Brief: Quote the whole listing word for word. Do not include the pictures.

Information provided:
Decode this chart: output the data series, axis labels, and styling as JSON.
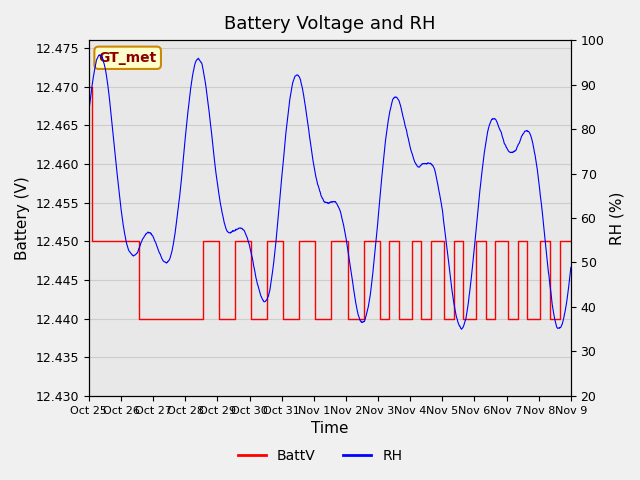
{
  "title": "Battery Voltage and RH",
  "xlabel": "Time",
  "ylabel_left": "Battery (V)",
  "ylabel_right": "RH (%)",
  "annotation_text": "GT_met",
  "ylim_left": [
    12.43,
    12.476
  ],
  "ylim_right": [
    20,
    100
  ],
  "yticks_left": [
    12.43,
    12.435,
    12.44,
    12.445,
    12.45,
    12.455,
    12.46,
    12.465,
    12.47,
    12.475
  ],
  "yticks_right": [
    20,
    30,
    40,
    50,
    60,
    70,
    80,
    90,
    100
  ],
  "xtick_labels": [
    "Oct 25",
    "Oct 26",
    "Oct 27",
    "Oct 28",
    "Oct 29",
    "Oct 30",
    "Oct 31",
    "Nov 1",
    "Nov 2",
    "Nov 3",
    "Nov 4",
    "Nov 5",
    "Nov 6",
    "Nov 7",
    "Nov 8",
    "Nov 9"
  ],
  "grid_color": "#cccccc",
  "bg_color": "#e8e8e8",
  "plot_bg_color": "#e8e8e8",
  "batt_color": "#ff0000",
  "rh_color": "#0000ff",
  "legend_labels": [
    "BattV",
    "RH"
  ],
  "title_fontsize": 13,
  "axis_label_fontsize": 11,
  "tick_fontsize": 9,
  "legend_fontsize": 10
}
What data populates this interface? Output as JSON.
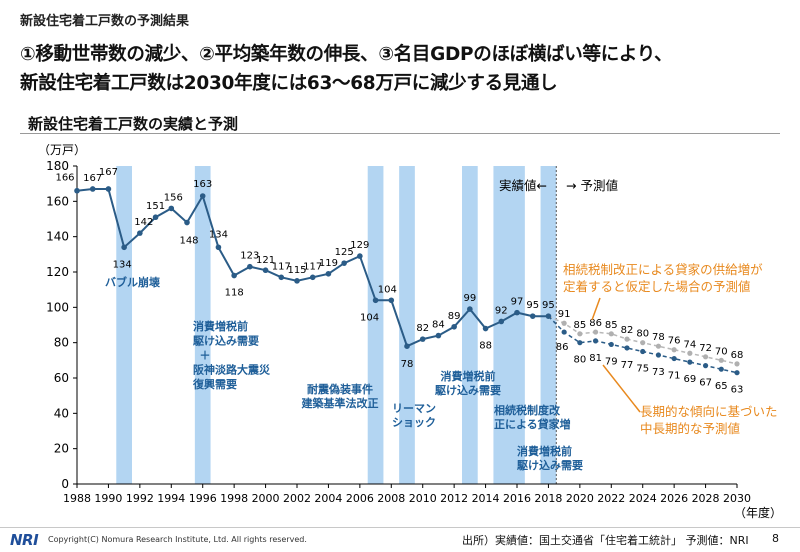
{
  "header": {
    "page_label": "新設住宅着工戸数の予測結果",
    "headline_line1": "①移動世帯数の減少、②平均築年数の伸長、③名目GDPのほぼ横ばい等により、",
    "headline_line2": "新設住宅着工戸数は2030年度には63～68万戸に減少する見通し"
  },
  "footer": {
    "logo": "NRI",
    "copyright": "Copyright(C) Nomura Research Institute, Ltd. All rights reserved.",
    "source": "出所）実績値：国土交通省「住宅着工統計」 予測値：NRI",
    "page_number": "8"
  },
  "colors": {
    "actual_line": "#2b5c87",
    "forecast_line": "#b8b8b8",
    "highlight_band": "#b3d5f2",
    "event_text": "#1f5f99",
    "annotation_orange": "#e8891e",
    "axis_text": "#000000"
  },
  "chart_data": {
    "type": "line",
    "title": "新設住宅着工戸数の実績と予測",
    "ylabel": "（万戸）",
    "xlabel": "（年度）",
    "ylim": [
      0,
      180
    ],
    "xlim": [
      1988,
      2030
    ],
    "y_ticks": [
      0,
      20,
      40,
      60,
      80,
      100,
      120,
      140,
      160,
      180
    ],
    "x_ticks": [
      1988,
      1990,
      1992,
      1994,
      1996,
      1998,
      2000,
      2002,
      2004,
      2006,
      2008,
      2010,
      2012,
      2014,
      2016,
      2018,
      2020,
      2022,
      2024,
      2026,
      2028,
      2030
    ],
    "grid": false,
    "series": [
      {
        "role": "actual",
        "x": [
          1988,
          1989,
          1990,
          1991,
          1992,
          1993,
          1994,
          1995,
          1996,
          1997,
          1998,
          1999,
          2000,
          2001,
          2002,
          2003,
          2004,
          2005,
          2006,
          2007,
          2008,
          2009,
          2010,
          2011,
          2012,
          2013,
          2014,
          2015,
          2016,
          2017,
          2018
        ],
        "values": [
          166,
          167,
          167,
          134,
          142,
          151,
          156,
          148,
          163,
          134,
          118,
          123,
          121,
          117,
          115,
          117,
          119,
          125,
          129,
          104,
          104,
          78,
          82,
          84,
          89,
          99,
          88,
          92,
          97,
          95,
          95
        ]
      },
      {
        "role": "forecast_upper",
        "x": [
          2018,
          2019,
          2020,
          2021,
          2022,
          2023,
          2024,
          2025,
          2026,
          2027,
          2028,
          2029,
          2030
        ],
        "values": [
          95,
          91,
          85,
          86,
          85,
          82,
          80,
          78,
          76,
          74,
          72,
          70,
          68
        ]
      },
      {
        "role": "forecast_lower",
        "x": [
          2018,
          2019,
          2020,
          2021,
          2022,
          2023,
          2024,
          2025,
          2026,
          2027,
          2028,
          2029,
          2030
        ],
        "values": [
          95,
          86,
          80,
          81,
          79,
          77,
          75,
          73,
          71,
          69,
          67,
          65,
          63
        ]
      }
    ],
    "highlight_periods": [
      {
        "from": 1990.5,
        "to": 1991.5
      },
      {
        "from": 1995.5,
        "to": 1996.5
      },
      {
        "from": 2006.5,
        "to": 2007.5
      },
      {
        "from": 2008.5,
        "to": 2009.5
      },
      {
        "from": 2012.5,
        "to": 2013.5
      },
      {
        "from": 2014.5,
        "to": 2016.5
      },
      {
        "from": 2017.5,
        "to": 2018.5
      }
    ],
    "event_labels": [
      {
        "lines": [
          "バブル崩壊"
        ]
      },
      {
        "lines": [
          "消費増税前",
          "駆け込み需要",
          "＋",
          "阪神淡路大震災",
          "復興需要"
        ]
      },
      {
        "lines": [
          "耐震偽装事件",
          "建築基準法改正"
        ]
      },
      {
        "lines": [
          "リーマン",
          "ショック"
        ]
      },
      {
        "lines": [
          "消費増税前",
          "駆け込み需要"
        ]
      },
      {
        "lines": [
          "相続税制度改",
          "正による貸家増"
        ]
      },
      {
        "lines": [
          "消費増税前",
          "駆け込み需要"
        ]
      }
    ],
    "annotations": {
      "actual_label": "実績値←",
      "forecast_label": "→ 予測値",
      "upper_note": [
        "相続税制改正による貸家の供給増が",
        "定着すると仮定した場合の予測値"
      ],
      "lower_note": [
        "長期的な傾向に基づいた",
        "中長期的な予測値"
      ]
    }
  }
}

Output for this exercise:
Decode this chart: output the data series, axis labels, and styling as JSON.
{
  "title": "Battery Voltage and RH",
  "xlabel": "Time",
  "ylabel_left": "Battery (V)",
  "ylabel_right": "RH (%)",
  "annotation_text": "GT_met",
  "ylim_left": [
    12.43,
    12.476
  ],
  "ylim_right": [
    20,
    100
  ],
  "yticks_left": [
    12.43,
    12.435,
    12.44,
    12.445,
    12.45,
    12.455,
    12.46,
    12.465,
    12.47,
    12.475
  ],
  "yticks_right": [
    20,
    30,
    40,
    50,
    60,
    70,
    80,
    90,
    100
  ],
  "xtick_labels": [
    "Oct 25",
    "Oct 26",
    "Oct 27",
    "Oct 28",
    "Oct 29",
    "Oct 30",
    "Oct 31",
    "Nov 1",
    "Nov 2",
    "Nov 3",
    "Nov 4",
    "Nov 5",
    "Nov 6",
    "Nov 7",
    "Nov 8",
    "Nov 9"
  ],
  "grid_color": "#cccccc",
  "bg_color": "#e8e8e8",
  "plot_bg_color": "#e8e8e8",
  "batt_color": "#ff0000",
  "rh_color": "#0000ff",
  "legend_labels": [
    "BattV",
    "RH"
  ],
  "title_fontsize": 13,
  "axis_label_fontsize": 11,
  "tick_fontsize": 9,
  "legend_fontsize": 10
}
What data populates this interface? Output as JSON.
{
  "header": {
    "page_label": "新設住宅着工戸数の予測結果",
    "headline_line1": "①移動世帯数の減少、②平均築年数の伸長、③名目GDPのほぼ横ばい等により、",
    "headline_line2": "新設住宅着工戸数は2030年度には63～68万戸に減少する見通し"
  },
  "footer": {
    "logo": "NRI",
    "copyright": "Copyright(C) Nomura Research Institute, Ltd. All rights reserved.",
    "source": "出所）実績値：国土交通省「住宅着工統計」 予測値：NRI",
    "page_number": "8"
  },
  "colors": {
    "actual_line": "#2b5c87",
    "forecast_line": "#b8b8b8",
    "highlight_band": "#b3d5f2",
    "event_text": "#1f5f99",
    "annotation_orange": "#e8891e",
    "axis_text": "#000000"
  },
  "chart_data": {
    "type": "line",
    "title": "新設住宅着工戸数の実績と予測",
    "ylabel": "（万戸）",
    "xlabel": "（年度）",
    "ylim": [
      0,
      180
    ],
    "xlim": [
      1988,
      2030
    ],
    "y_ticks": [
      0,
      20,
      40,
      60,
      80,
      100,
      120,
      140,
      160,
      180
    ],
    "x_ticks": [
      1988,
      1990,
      1992,
      1994,
      1996,
      1998,
      2000,
      2002,
      2004,
      2006,
      2008,
      2010,
      2012,
      2014,
      2016,
      2018,
      2020,
      2022,
      2024,
      2026,
      2028,
      2030
    ],
    "grid": false,
    "series": [
      {
        "role": "actual",
        "x": [
          1988,
          1989,
          1990,
          1991,
          1992,
          1993,
          1994,
          1995,
          1996,
          1997,
          1998,
          1999,
          2000,
          2001,
          2002,
          2003,
          2004,
          2005,
          2006,
          2007,
          2008,
          2009,
          2010,
          2011,
          2012,
          2013,
          2014,
          2015,
          2016,
          2017,
          2018
        ],
        "values": [
          166,
          167,
          167,
          134,
          142,
          151,
          156,
          148,
          163,
          134,
          118,
          123,
          121,
          117,
          115,
          117,
          119,
          125,
          129,
          104,
          104,
          78,
          82,
          84,
          89,
          99,
          88,
          92,
          97,
          95,
          95
        ]
      },
      {
        "role": "forecast_upper",
        "x": [
          2018,
          2019,
          2020,
          2021,
          2022,
          2023,
          2024,
          2025,
          2026,
          2027,
          2028,
          2029,
          2030
        ],
        "values": [
          95,
          91,
          85,
          86,
          85,
          82,
          80,
          78,
          76,
          74,
          72,
          70,
          68
        ]
      },
      {
        "role": "forecast_lower",
        "x": [
          2018,
          2019,
          2020,
          2021,
          2022,
          2023,
          2024,
          2025,
          2026,
          2027,
          2028,
          2029,
          2030
        ],
        "values": [
          95,
          86,
          80,
          81,
          79,
          77,
          75,
          73,
          71,
          69,
          67,
          65,
          63
        ]
      }
    ],
    "highlight_periods": [
      {
        "from": 1990.5,
        "to": 1991.5
      },
      {
        "from": 1995.5,
        "to": 1996.5
      },
      {
        "from": 2006.5,
        "to": 2007.5
      },
      {
        "from": 2008.5,
        "to": 2009.5
      },
      {
        "from": 2012.5,
        "to": 2013.5
      },
      {
        "from": 2014.5,
        "to": 2016.5
      },
      {
        "from": 2017.5,
        "to": 2018.5
      }
    ],
    "event_labels": [
      {
        "lines": [
          "バブル崩壊"
        ]
      },
      {
        "lines": [
          "消費増税前",
          "駆け込み需要",
          "＋",
          "阪神淡路大震災",
          "復興需要"
        ]
      },
      {
        "lines": [
          "耐震偽装事件",
          "建築基準法改正"
        ]
      },
      {
        "lines": [
          "リーマン",
          "ショック"
        ]
      },
      {
        "lines": [
          "消費増税前",
          "駆け込み需要"
        ]
      },
      {
        "lines": [
          "相続税制度改",
          "正による貸家増"
        ]
      },
      {
        "lines": [
          "消費増税前",
          "駆け込み需要"
        ]
      }
    ],
    "annotations": {
      "actual_label": "実績値←",
      "forecast_label": "→ 予測値",
      "upper_note": [
        "相続税制改正による貸家の供給増が",
        "定着すると仮定した場合の予測値"
      ],
      "lower_note": [
        "長期的な傾向に基づいた",
        "中長期的な予測値"
      ]
    }
  }
}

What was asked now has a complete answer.